Write out all of the data without omission, exactly as shown.
Start Task data
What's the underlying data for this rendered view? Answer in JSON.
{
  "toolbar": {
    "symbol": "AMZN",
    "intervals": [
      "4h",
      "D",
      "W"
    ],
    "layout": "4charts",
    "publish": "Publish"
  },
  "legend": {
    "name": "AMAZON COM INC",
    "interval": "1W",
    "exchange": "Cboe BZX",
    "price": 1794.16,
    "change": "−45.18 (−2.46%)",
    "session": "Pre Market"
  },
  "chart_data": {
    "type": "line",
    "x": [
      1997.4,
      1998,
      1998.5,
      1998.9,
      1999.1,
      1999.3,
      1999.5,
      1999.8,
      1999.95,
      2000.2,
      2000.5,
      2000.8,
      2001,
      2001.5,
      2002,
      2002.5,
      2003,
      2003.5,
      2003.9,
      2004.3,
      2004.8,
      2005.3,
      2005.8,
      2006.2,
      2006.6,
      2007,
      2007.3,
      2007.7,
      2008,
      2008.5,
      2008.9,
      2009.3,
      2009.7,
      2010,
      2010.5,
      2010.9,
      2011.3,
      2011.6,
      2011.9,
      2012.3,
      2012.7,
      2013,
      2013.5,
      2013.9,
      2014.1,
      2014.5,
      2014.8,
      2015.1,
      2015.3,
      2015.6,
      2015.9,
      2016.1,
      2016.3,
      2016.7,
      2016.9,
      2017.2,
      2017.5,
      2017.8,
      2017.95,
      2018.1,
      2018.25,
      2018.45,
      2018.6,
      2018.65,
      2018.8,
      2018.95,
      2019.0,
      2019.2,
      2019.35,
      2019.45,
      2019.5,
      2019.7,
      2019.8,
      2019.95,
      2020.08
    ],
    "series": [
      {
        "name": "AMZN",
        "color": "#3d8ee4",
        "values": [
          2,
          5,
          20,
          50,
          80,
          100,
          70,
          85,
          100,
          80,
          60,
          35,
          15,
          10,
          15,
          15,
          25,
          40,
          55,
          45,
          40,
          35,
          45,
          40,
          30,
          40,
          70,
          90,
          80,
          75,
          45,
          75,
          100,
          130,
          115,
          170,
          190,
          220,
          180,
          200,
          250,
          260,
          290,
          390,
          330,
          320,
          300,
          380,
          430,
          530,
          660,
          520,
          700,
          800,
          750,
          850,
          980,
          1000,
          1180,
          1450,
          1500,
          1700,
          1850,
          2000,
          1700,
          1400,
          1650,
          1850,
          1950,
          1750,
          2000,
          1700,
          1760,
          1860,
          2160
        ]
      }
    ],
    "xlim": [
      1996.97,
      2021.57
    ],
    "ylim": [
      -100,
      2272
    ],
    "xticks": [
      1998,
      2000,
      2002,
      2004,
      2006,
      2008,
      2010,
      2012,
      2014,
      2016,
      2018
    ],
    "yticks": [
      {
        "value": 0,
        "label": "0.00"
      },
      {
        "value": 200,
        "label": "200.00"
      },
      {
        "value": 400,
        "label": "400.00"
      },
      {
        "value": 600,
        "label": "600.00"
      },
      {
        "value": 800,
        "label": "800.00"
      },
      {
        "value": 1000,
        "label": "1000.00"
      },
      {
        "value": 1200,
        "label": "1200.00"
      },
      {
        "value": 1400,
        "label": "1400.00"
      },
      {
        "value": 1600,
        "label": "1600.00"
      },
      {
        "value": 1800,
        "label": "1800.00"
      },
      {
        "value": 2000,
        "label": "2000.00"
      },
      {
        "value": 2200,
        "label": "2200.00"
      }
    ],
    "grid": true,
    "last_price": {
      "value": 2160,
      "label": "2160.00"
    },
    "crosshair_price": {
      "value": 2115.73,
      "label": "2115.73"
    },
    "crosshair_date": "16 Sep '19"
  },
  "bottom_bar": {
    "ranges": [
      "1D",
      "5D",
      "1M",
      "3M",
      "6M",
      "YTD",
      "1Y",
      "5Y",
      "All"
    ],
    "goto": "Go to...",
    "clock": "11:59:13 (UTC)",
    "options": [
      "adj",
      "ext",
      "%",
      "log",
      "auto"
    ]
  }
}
End Task data
Reply
What's the underlying data for this rendered view? Answer in JSON.
{
  "toolbar": {
    "symbol": "AMZN",
    "intervals": [
      "4h",
      "D",
      "W"
    ],
    "layout": "4charts",
    "publish": "Publish"
  },
  "legend": {
    "name": "AMAZON COM INC",
    "interval": "1W",
    "exchange": "Cboe BZX",
    "price": 1794.16,
    "change": "−45.18 (−2.46%)",
    "session": "Pre Market"
  },
  "chart_data": {
    "type": "line",
    "x": [
      1997.4,
      1998,
      1998.5,
      1998.9,
      1999.1,
      1999.3,
      1999.5,
      1999.8,
      1999.95,
      2000.2,
      2000.5,
      2000.8,
      2001,
      2001.5,
      2002,
      2002.5,
      2003,
      2003.5,
      2003.9,
      2004.3,
      2004.8,
      2005.3,
      2005.8,
      2006.2,
      2006.6,
      2007,
      2007.3,
      2007.7,
      2008,
      2008.5,
      2008.9,
      2009.3,
      2009.7,
      2010,
      2010.5,
      2010.9,
      2011.3,
      2011.6,
      2011.9,
      2012.3,
      2012.7,
      2013,
      2013.5,
      2013.9,
      2014.1,
      2014.5,
      2014.8,
      2015.1,
      2015.3,
      2015.6,
      2015.9,
      2016.1,
      2016.3,
      2016.7,
      2016.9,
      2017.2,
      2017.5,
      2017.8,
      2017.95,
      2018.1,
      2018.25,
      2018.45,
      2018.6,
      2018.65,
      2018.8,
      2018.95,
      2019.0,
      2019.2,
      2019.35,
      2019.45,
      2019.5,
      2019.7,
      2019.8,
      2019.95,
      2020.08
    ],
    "series": [
      {
        "name": "AMZN",
        "color": "#3d8ee4",
        "values": [
          2,
          5,
          20,
          50,
          80,
          100,
          70,
          85,
          100,
          80,
          60,
          35,
          15,
          10,
          15,
          15,
          25,
          40,
          55,
          45,
          40,
          35,
          45,
          40,
          30,
          40,
          70,
          90,
          80,
          75,
          45,
          75,
          100,
          130,
          115,
          170,
          190,
          220,
          180,
          200,
          250,
          260,
          290,
          390,
          330,
          320,
          300,
          380,
          430,
          530,
          660,
          520,
          700,
          800,
          750,
          850,
          980,
          1000,
          1180,
          1450,
          1500,
          1700,
          1850,
          2000,
          1700,
          1400,
          1650,
          1850,
          1950,
          1750,
          2000,
          1700,
          1760,
          1860,
          2160
        ]
      }
    ],
    "xlim": [
      1996.97,
      2021.57
    ],
    "ylim": [
      -100,
      2272
    ],
    "xticks": [
      1998,
      2000,
      2002,
      2004,
      2006,
      2008,
      2010,
      2012,
      2014,
      2016,
      2018
    ],
    "yticks": [
      {
        "value": 0,
        "label": "0.00"
      },
      {
        "value": 200,
        "label": "200.00"
      },
      {
        "value": 400,
        "label": "400.00"
      },
      {
        "value": 600,
        "label": "600.00"
      },
      {
        "value": 800,
        "label": "800.00"
      },
      {
        "value": 1000,
        "label": "1000.00"
      },
      {
        "value": 1200,
        "label": "1200.00"
      },
      {
        "value": 1400,
        "label": "1400.00"
      },
      {
        "value": 1600,
        "label": "1600.00"
      },
      {
        "value": 1800,
        "label": "1800.00"
      },
      {
        "value": 2000,
        "label": "2000.00"
      },
      {
        "value": 2200,
        "label": "2200.00"
      }
    ],
    "grid": true,
    "last_price": {
      "value": 2160,
      "label": "2160.00"
    },
    "crosshair_price": {
      "value": 2115.73,
      "label": "2115.73"
    },
    "crosshair_date": "16 Sep '19"
  },
  "bottom_bar": {
    "ranges": [
      "1D",
      "5D",
      "1M",
      "3M",
      "6M",
      "YTD",
      "1Y",
      "5Y",
      "All"
    ],
    "goto": "Go to...",
    "clock": "11:59:13 (UTC)",
    "options": [
      "adj",
      "ext",
      "%",
      "log",
      "auto"
    ]
  }
}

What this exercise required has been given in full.